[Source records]
☆ ☆ ☆ ☆ ☆

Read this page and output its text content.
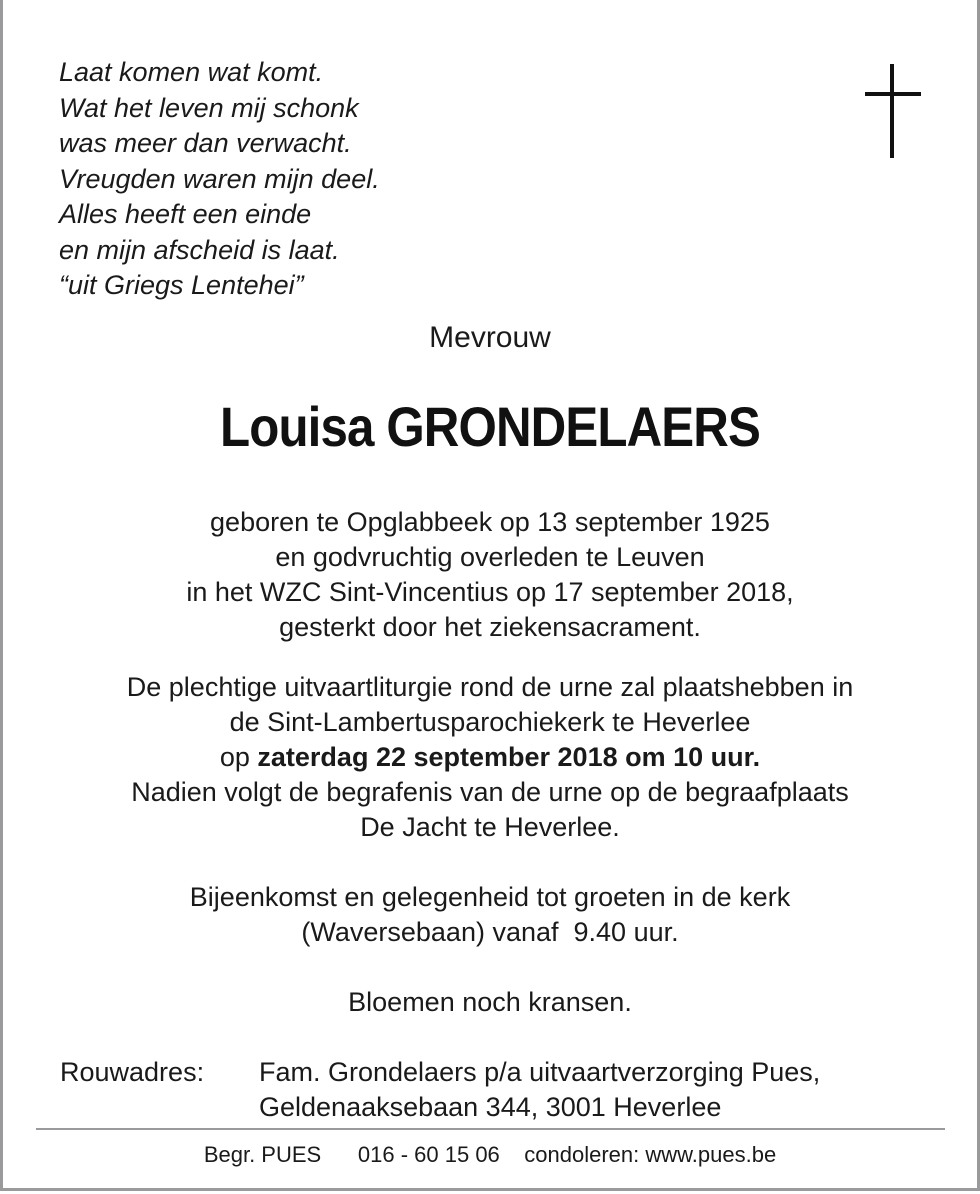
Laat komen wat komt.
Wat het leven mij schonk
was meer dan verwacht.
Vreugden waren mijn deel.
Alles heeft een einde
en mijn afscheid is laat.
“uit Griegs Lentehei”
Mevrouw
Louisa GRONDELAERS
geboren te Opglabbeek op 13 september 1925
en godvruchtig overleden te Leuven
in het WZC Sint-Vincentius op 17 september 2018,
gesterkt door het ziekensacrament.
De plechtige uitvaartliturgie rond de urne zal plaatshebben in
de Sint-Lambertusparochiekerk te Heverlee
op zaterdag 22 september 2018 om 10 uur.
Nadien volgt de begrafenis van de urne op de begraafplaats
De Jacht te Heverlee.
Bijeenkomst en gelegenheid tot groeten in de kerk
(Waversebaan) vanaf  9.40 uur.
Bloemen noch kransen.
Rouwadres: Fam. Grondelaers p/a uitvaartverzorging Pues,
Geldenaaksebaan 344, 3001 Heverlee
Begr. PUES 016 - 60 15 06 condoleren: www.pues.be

☆ ☆ ☆ ☆ ☆

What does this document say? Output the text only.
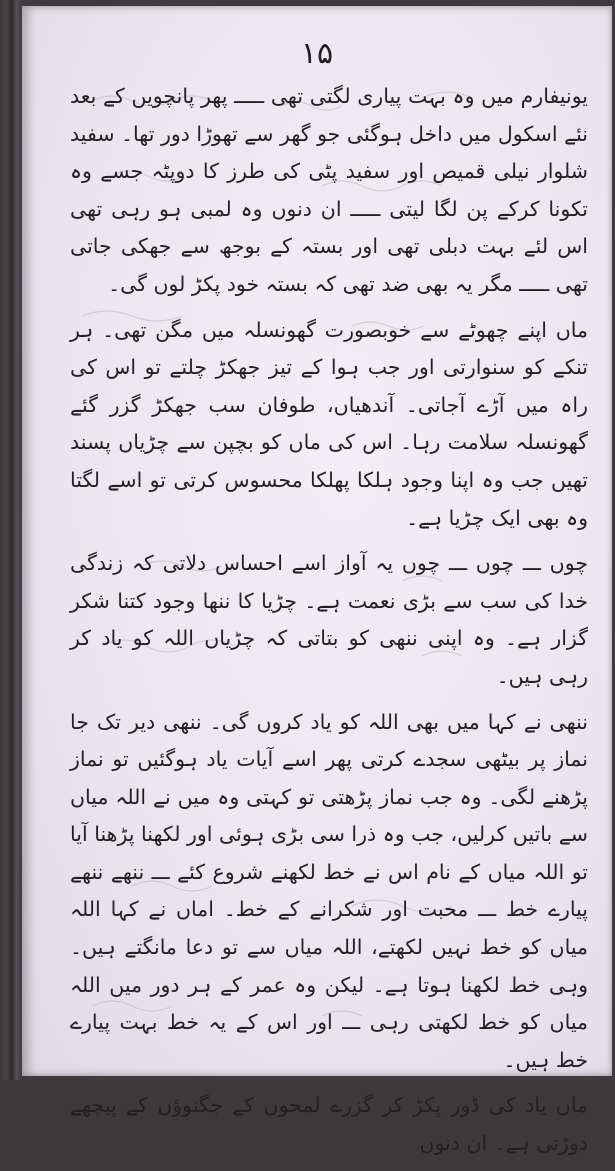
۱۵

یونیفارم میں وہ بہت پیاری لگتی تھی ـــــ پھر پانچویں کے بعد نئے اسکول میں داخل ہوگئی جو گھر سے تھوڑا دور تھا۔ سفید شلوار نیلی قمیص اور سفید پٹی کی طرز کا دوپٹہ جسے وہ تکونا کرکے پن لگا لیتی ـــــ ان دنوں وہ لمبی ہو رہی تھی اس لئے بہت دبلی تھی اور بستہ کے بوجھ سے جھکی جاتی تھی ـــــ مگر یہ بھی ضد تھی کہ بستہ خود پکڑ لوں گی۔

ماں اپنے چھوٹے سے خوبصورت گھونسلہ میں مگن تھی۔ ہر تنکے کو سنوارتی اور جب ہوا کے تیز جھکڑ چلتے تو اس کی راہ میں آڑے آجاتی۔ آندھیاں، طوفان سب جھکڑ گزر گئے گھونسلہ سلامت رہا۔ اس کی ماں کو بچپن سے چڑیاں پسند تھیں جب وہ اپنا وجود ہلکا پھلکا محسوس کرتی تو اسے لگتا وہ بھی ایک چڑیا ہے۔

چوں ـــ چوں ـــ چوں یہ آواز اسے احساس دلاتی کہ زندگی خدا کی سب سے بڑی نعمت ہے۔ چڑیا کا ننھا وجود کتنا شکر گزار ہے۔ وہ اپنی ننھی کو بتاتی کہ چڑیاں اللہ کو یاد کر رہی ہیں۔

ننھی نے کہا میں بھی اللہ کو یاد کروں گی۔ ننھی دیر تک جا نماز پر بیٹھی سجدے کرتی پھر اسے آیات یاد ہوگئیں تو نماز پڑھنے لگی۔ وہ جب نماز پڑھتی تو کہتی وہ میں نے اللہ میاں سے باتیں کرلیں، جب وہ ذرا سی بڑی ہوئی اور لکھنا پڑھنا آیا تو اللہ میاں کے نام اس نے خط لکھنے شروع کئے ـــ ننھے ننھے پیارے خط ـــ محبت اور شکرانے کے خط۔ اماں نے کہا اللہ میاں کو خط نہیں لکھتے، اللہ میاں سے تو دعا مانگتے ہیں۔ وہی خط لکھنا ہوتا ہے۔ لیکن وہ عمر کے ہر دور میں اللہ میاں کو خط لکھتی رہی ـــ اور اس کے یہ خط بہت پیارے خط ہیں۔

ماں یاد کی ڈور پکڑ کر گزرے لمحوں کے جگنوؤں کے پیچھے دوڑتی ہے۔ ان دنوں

☆ ☆ ☆ ☆ ☆

(Exercise) Find the lines holding "Heverlee" and list every one.

(Written answer)
de Sint-Lambertusparochiekerk te Heverlee
De Jacht te Heverlee.
Geldenaaksebaan 344, 3001 Heverlee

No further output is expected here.